-- begin RECORDS SHOWN --

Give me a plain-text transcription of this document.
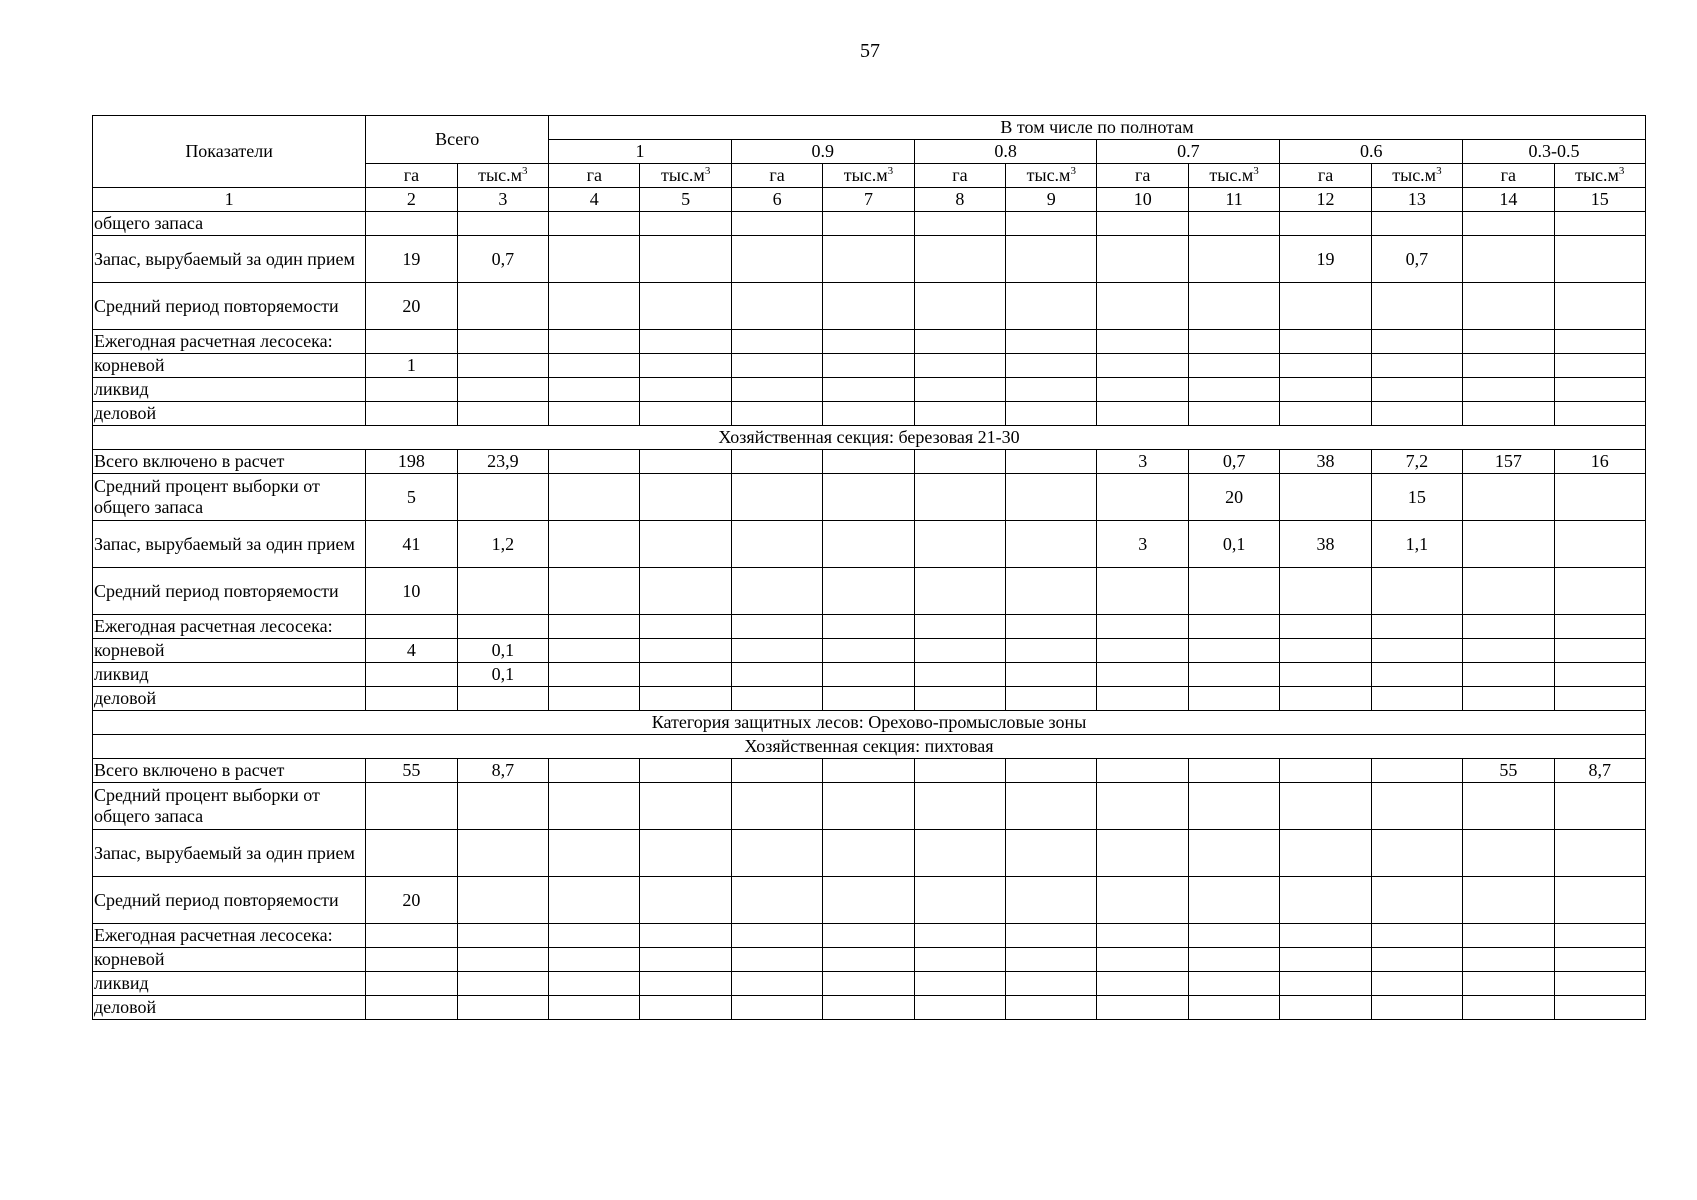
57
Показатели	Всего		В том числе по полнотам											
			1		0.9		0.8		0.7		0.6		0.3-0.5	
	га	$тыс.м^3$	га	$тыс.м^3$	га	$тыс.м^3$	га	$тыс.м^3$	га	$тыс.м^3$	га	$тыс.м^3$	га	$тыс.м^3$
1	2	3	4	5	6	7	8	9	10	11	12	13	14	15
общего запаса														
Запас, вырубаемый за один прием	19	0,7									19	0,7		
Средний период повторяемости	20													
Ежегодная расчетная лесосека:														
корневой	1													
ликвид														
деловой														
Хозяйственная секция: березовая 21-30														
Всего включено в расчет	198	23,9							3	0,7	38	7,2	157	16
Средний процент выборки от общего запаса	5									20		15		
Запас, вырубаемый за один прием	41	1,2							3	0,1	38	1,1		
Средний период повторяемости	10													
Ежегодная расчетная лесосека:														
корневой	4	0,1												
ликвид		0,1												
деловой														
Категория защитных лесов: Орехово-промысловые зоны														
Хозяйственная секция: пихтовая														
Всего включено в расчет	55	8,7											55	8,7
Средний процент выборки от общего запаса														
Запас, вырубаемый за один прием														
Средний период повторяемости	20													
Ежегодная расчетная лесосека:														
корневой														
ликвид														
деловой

-- end RECORDS SHOWN --

▶ **DIRECTION**
Look over the listing above. Pick out and copy every line that includes "один".

▶ **OUTPUT OF THE TASK**
Запас, вырубаемый за один прием	19	0,7									19	0,7		
Запас, вырубаемый за один прием	41	1,2							3	0,1	38	1,1		
Запас, вырубаемый за один прием														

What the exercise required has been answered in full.